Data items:
*** Begin section ***

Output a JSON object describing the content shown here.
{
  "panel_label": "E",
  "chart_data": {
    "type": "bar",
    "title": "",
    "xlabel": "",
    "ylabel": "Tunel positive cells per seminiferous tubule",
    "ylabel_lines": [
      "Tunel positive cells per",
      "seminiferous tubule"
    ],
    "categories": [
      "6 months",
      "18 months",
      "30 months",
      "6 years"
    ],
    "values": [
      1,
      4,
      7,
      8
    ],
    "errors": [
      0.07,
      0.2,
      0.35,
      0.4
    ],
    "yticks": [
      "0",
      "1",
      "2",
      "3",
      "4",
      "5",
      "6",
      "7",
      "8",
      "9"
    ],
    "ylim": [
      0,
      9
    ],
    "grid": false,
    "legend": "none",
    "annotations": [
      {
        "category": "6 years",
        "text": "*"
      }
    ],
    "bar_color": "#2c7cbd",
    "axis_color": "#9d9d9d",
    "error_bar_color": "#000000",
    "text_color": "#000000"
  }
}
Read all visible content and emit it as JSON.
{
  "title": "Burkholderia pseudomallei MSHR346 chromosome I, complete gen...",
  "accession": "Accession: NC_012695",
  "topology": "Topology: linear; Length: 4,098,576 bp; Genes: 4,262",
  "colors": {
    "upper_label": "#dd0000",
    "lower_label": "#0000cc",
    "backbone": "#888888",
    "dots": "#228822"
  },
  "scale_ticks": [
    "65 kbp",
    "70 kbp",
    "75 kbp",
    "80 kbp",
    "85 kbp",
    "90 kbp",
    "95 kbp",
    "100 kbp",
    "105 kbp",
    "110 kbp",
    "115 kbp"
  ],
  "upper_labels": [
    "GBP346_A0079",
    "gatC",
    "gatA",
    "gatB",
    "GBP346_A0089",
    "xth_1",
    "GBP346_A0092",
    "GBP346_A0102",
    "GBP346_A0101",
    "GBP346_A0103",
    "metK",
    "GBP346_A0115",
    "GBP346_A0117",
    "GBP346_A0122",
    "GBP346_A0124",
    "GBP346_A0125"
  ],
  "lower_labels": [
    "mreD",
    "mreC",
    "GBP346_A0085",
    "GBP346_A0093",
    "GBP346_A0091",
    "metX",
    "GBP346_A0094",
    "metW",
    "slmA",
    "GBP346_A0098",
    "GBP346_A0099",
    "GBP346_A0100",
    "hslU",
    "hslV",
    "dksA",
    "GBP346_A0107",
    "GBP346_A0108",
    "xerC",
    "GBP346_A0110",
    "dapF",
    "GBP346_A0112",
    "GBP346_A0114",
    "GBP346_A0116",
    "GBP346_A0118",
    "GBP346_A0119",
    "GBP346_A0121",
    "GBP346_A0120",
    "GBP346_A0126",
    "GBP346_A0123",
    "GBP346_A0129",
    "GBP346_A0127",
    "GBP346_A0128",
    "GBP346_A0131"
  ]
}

*** End section ***

◆ TASK TO COMPLETE
In your answer, print every entry exactly as it appears.

◆ SOLUTION
Output a JSON object describing the content shown here.
{
  "panel_label": "E",
  "chart_data": {
    "type": "bar",
    "title": "",
    "xlabel": "",
    "ylabel": "Tunel positive cells per seminiferous tubule",
    "ylabel_lines": [
      "Tunel positive cells per",
      "seminiferous tubule"
    ],
    "categories": [
      "6 months",
      "18 months",
      "30 months",
      "6 years"
    ],
    "values": [
      1,
      4,
      7,
      8
    ],
    "errors": [
      0.07,
      0.2,
      0.35,
      0.4
    ],
    "yticks": [
      "0",
      "1",
      "2",
      "3",
      "4",
      "5",
      "6",
      "7",
      "8",
      "9"
    ],
    "ylim": [
      0,
      9
    ],
    "grid": false,
    "legend": "none",
    "annotations": [
      {
        "category": "6 years",
        "text": "*"
      }
    ],
    "bar_color": "#2c7cbd",
    "axis_color": "#9d9d9d",
    "error_bar_color": "#000000",
    "text_color": "#000000"
  }
}
Read all visible content and emit it as JSON.
{
  "title": "Burkholderia pseudomallei MSHR346 chromosome I, complete gen...",
  "accession": "Accession: NC_012695",
  "topology": "Topology: linear; Length: 4,098,576 bp; Genes: 4,262",
  "colors": {
    "upper_label": "#dd0000",
    "lower_label": "#0000cc",
    "backbone": "#888888",
    "dots": "#228822"
  },
  "scale_ticks": [
    "65 kbp",
    "70 kbp",
    "75 kbp",
    "80 kbp",
    "85 kbp",
    "90 kbp",
    "95 kbp",
    "100 kbp",
    "105 kbp",
    "110 kbp",
    "115 kbp"
  ],
  "upper_labels": [
    "GBP346_A0079",
    "gatC",
    "gatA",
    "gatB",
    "GBP346_A0089",
    "xth_1",
    "GBP346_A0092",
    "GBP346_A0102",
    "GBP346_A0101",
    "GBP346_A0103",
    "metK",
    "GBP346_A0115",
    "GBP346_A0117",
    "GBP346_A0122",
    "GBP346_A0124",
    "GBP346_A0125"
  ],
  "lower_labels": [
    "mreD",
    "mreC",
    "GBP346_A0085",
    "GBP346_A0093",
    "GBP346_A0091",
    "metX",
    "GBP346_A0094",
    "metW",
    "slmA",
    "GBP346_A0098",
    "GBP346_A0099",
    "GBP346_A0100",
    "hslU",
    "hslV",
    "dksA",
    "GBP346_A0107",
    "GBP346_A0108",
    "xerC",
    "GBP346_A0110",
    "dapF",
    "GBP346_A0112",
    "GBP346_A0114",
    "GBP346_A0116",
    "GBP346_A0118",
    "GBP346_A0119",
    "GBP346_A0121",
    "GBP346_A0120",
    "GBP346_A0126",
    "GBP346_A0123",
    "GBP346_A0129",
    "GBP346_A0127",
    "GBP346_A0128",
    "GBP346_A0131"
  ]
}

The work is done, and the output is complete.